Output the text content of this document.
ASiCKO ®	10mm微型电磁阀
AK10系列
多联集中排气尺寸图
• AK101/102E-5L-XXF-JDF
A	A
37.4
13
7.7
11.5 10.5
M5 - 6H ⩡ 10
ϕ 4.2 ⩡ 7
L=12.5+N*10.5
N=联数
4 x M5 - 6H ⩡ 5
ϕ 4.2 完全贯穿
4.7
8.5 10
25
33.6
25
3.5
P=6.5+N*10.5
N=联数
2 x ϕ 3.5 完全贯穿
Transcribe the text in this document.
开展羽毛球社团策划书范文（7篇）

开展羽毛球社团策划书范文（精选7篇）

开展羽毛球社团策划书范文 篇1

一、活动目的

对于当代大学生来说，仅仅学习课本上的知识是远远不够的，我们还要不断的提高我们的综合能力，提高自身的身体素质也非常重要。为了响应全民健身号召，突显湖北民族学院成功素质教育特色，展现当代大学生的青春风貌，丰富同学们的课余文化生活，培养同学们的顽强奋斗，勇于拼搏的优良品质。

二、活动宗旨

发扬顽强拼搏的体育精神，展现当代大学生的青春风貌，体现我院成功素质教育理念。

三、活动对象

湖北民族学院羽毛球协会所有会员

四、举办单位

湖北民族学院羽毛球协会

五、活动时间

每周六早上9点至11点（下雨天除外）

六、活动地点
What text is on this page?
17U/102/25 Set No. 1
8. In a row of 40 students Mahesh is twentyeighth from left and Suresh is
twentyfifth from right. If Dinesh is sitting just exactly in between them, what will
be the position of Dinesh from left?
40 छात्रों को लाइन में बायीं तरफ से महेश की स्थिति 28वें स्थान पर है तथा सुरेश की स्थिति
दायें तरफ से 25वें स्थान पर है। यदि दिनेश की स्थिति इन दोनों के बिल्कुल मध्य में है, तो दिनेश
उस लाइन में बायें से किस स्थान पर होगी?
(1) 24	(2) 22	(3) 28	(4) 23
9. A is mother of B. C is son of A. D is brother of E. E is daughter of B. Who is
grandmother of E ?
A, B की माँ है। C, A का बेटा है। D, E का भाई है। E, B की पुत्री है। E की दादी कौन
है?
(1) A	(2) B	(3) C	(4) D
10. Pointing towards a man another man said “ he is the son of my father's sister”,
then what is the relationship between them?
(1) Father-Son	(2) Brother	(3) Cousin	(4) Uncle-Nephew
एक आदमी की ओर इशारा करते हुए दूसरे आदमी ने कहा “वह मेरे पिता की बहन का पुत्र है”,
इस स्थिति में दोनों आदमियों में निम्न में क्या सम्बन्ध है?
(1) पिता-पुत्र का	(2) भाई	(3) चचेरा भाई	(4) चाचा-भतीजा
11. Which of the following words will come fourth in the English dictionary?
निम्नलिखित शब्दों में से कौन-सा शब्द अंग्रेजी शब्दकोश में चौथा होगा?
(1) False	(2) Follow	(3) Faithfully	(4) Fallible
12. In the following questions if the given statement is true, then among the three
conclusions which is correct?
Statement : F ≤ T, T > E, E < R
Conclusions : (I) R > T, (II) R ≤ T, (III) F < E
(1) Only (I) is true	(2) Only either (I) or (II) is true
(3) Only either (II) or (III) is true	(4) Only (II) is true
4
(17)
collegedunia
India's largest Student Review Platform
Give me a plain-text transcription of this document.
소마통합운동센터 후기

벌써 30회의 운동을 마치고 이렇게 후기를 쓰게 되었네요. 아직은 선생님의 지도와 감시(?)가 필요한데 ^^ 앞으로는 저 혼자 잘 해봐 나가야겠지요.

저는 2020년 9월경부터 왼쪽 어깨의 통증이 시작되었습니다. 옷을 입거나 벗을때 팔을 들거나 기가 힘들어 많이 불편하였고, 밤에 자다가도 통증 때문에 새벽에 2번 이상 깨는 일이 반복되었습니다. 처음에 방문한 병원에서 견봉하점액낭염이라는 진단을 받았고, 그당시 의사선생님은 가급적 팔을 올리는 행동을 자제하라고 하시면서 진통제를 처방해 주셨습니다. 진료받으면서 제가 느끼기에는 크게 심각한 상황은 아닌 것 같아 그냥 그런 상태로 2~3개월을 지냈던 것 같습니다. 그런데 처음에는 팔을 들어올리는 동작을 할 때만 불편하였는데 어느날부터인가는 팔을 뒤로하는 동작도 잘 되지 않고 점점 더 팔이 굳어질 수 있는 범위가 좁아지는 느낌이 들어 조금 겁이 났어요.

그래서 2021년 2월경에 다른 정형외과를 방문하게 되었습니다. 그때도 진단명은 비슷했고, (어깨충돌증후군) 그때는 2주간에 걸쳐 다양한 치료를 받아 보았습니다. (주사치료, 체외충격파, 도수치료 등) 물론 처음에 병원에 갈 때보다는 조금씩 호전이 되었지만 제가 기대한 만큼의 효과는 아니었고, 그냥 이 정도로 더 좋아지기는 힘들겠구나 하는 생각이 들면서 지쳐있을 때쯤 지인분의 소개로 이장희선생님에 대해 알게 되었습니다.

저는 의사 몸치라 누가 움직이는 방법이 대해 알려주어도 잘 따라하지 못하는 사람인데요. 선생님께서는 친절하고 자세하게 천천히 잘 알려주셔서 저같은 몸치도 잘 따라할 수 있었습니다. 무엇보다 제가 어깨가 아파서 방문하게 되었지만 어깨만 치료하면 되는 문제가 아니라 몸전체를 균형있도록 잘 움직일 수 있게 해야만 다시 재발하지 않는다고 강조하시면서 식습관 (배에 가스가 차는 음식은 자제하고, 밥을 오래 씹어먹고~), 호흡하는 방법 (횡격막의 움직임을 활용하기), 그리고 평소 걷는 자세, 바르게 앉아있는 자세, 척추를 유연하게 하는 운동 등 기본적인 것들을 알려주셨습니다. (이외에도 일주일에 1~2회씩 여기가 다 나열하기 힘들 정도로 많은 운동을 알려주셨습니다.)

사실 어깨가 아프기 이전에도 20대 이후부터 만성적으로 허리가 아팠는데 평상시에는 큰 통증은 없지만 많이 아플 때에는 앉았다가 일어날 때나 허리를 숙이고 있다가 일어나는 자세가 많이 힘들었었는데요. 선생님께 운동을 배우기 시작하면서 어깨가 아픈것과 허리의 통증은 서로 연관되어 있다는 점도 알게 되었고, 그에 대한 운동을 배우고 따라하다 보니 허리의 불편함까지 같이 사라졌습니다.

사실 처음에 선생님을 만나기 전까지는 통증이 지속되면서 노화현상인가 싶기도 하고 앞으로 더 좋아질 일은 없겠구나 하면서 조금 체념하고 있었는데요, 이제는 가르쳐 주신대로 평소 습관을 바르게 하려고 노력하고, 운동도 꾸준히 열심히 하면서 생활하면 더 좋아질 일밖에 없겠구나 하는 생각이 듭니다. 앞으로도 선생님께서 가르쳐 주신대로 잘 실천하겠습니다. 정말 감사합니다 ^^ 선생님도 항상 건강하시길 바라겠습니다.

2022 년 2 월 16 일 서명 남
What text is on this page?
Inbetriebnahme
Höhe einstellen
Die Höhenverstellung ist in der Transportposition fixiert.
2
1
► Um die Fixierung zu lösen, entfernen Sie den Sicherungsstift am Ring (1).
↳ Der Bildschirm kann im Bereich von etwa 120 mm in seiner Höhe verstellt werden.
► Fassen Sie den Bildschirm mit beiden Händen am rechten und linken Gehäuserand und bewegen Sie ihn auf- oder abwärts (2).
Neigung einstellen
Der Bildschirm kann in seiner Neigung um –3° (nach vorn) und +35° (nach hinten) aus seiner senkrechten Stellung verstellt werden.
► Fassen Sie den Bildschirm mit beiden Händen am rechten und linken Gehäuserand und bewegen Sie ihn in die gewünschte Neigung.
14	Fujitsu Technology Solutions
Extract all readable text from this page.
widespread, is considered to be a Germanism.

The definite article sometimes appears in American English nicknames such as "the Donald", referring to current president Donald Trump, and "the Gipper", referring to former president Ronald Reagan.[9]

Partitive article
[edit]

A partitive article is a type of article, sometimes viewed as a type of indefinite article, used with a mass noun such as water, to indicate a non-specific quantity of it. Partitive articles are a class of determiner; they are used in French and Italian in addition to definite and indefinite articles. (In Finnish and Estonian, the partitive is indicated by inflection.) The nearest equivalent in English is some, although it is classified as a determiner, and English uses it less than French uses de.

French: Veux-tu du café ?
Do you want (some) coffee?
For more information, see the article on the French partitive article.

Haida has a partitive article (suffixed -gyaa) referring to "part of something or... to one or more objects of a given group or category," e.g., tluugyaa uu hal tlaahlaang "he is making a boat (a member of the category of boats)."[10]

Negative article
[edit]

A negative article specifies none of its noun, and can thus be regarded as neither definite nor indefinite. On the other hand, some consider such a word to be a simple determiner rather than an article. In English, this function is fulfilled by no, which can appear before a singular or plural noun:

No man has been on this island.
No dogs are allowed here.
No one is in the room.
======
● **Exercise**
Extract the closing run of lines, starting with the one containing "Extract all readable text from this page." and ending at the last, exactly as written.

● **Finished answer**
Extract all readable text from this page.
widespread, is considered to be a Germanism.

The definite article sometimes appears in American English nicknames such as "the Donald", referring to current president Donald Trump, and "the Gipper", referring to former president Ronald Reagan.[9]

Partitive article
[edit]

A partitive article is a type of article, sometimes viewed as a type of indefinite article, used with a mass noun such as water, to indicate a non-specific quantity of it. Partitive articles are a class of determiner; they are used in French and Italian in addition to definite and indefinite articles. (In Finnish and Estonian, the partitive is indicated by inflection.) The nearest equivalent in English is some, although it is classified as a determiner, and English uses it less than French uses de.

French: Veux-tu du café ?
Do you want (some) coffee?
For more information, see the article on the French partitive article.

Haida has a partitive article (suffixed -gyaa) referring to "part of something or... to one or more objects of a given group or category," e.g., tluugyaa uu hal tlaahlaang "he is making a boat (a member of the category of boats)."[10]

Negative article
[edit]

A negative article specifies none of its noun, and can thus be regarded as neither definite nor indefinite. On the other hand, some consider such a word to be a simple determiner rather than an article. In English, this function is fulfilled by no, which can appear before a singular or plural noun:

No man has been on this island.
No dogs are allowed here.
No one is in the room.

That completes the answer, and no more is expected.